## WHAT THE TASK ASKS
How many lines of these entries hold the string "courses"? Answer with the number alone.

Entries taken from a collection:

───

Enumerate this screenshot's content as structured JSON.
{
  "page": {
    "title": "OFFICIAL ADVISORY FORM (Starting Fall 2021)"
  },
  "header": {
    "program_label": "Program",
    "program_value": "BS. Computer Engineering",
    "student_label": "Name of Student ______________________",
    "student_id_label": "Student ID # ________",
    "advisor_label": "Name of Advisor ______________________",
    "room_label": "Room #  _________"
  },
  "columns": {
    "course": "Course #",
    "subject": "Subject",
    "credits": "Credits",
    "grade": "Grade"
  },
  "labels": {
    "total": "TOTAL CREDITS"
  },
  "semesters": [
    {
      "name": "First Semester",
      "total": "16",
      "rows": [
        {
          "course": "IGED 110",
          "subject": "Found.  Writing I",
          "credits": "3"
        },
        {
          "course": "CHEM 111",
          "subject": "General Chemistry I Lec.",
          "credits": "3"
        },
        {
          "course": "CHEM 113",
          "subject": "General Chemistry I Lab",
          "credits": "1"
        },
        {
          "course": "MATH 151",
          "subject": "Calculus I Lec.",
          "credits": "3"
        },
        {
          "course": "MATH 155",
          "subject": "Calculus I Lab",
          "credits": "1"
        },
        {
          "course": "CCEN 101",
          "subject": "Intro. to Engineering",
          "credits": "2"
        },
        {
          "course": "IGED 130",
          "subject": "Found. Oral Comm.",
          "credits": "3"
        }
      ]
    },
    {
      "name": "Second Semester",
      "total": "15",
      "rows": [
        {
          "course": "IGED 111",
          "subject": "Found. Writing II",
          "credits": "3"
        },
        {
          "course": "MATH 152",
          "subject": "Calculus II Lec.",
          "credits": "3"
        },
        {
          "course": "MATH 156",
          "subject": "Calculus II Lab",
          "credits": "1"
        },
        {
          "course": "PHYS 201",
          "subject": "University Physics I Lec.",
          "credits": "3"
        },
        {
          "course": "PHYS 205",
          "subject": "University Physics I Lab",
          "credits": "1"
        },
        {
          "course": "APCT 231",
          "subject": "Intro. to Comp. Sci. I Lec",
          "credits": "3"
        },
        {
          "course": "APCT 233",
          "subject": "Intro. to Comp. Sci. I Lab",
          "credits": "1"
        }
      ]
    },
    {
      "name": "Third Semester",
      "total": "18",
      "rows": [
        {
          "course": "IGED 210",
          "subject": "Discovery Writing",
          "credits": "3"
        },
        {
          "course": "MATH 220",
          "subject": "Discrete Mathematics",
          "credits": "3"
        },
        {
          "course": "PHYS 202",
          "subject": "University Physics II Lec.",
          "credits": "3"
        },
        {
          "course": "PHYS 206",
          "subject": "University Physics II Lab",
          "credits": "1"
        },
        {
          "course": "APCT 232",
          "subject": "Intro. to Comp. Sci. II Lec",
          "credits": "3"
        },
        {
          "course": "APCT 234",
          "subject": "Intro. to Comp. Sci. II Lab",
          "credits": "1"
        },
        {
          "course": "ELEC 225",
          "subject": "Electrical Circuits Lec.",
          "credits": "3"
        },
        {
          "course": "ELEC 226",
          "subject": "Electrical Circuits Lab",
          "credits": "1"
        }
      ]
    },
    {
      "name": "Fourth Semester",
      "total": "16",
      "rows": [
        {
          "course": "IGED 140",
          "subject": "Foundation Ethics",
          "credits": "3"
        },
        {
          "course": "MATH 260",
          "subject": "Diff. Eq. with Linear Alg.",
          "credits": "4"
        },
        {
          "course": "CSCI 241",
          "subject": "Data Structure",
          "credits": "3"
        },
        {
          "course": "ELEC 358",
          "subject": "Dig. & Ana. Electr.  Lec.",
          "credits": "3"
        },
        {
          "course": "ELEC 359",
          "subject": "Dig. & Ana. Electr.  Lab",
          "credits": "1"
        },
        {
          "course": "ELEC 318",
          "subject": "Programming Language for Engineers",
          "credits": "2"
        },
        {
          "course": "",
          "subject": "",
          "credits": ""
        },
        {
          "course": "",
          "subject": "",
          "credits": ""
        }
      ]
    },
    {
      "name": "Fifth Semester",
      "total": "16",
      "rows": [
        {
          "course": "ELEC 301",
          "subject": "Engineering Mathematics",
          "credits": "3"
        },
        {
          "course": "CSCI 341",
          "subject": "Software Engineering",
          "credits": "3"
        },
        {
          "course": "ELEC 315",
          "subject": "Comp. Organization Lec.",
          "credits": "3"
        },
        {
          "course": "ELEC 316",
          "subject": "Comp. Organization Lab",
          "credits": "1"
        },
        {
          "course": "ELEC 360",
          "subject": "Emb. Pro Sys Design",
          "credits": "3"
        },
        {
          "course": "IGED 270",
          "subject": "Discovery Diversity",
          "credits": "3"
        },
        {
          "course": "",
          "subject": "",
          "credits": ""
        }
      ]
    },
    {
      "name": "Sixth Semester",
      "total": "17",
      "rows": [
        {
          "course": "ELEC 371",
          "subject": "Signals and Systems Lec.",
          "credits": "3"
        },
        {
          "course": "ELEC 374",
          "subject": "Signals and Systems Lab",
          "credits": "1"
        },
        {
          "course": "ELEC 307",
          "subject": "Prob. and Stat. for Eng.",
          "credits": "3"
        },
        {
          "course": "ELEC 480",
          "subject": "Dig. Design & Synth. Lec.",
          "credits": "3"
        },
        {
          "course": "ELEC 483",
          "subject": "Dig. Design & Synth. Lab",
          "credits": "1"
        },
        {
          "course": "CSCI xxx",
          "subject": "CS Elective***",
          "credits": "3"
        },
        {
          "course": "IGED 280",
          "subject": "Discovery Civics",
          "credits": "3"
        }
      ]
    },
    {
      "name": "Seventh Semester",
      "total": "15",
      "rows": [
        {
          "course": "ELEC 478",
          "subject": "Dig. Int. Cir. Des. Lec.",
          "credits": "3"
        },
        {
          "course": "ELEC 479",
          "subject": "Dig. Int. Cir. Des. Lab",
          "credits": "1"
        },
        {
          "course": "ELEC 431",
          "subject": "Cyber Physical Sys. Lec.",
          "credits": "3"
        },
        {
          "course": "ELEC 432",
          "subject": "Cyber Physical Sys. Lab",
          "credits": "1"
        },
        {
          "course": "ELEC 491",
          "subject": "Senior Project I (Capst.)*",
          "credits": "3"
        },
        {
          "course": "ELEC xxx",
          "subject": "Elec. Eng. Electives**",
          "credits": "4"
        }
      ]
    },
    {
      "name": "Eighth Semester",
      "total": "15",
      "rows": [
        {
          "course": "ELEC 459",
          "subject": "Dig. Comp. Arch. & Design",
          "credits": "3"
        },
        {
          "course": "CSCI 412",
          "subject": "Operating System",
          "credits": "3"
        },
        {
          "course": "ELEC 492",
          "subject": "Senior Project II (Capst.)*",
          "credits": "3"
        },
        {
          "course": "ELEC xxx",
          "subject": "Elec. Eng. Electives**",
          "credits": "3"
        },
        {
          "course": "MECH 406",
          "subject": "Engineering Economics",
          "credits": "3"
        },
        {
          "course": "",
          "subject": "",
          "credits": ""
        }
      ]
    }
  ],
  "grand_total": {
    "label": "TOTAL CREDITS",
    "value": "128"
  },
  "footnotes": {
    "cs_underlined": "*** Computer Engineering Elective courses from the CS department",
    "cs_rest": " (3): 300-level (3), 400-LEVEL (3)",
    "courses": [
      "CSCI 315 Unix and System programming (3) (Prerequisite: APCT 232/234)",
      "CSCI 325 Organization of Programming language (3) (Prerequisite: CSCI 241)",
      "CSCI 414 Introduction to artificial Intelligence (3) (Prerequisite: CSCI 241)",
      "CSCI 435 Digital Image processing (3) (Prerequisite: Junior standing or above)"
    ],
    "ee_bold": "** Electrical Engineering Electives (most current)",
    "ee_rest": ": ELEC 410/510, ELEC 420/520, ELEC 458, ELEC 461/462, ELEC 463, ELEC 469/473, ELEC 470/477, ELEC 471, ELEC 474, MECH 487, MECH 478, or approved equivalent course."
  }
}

───

## ANSWER TO THIS PROBLEM
2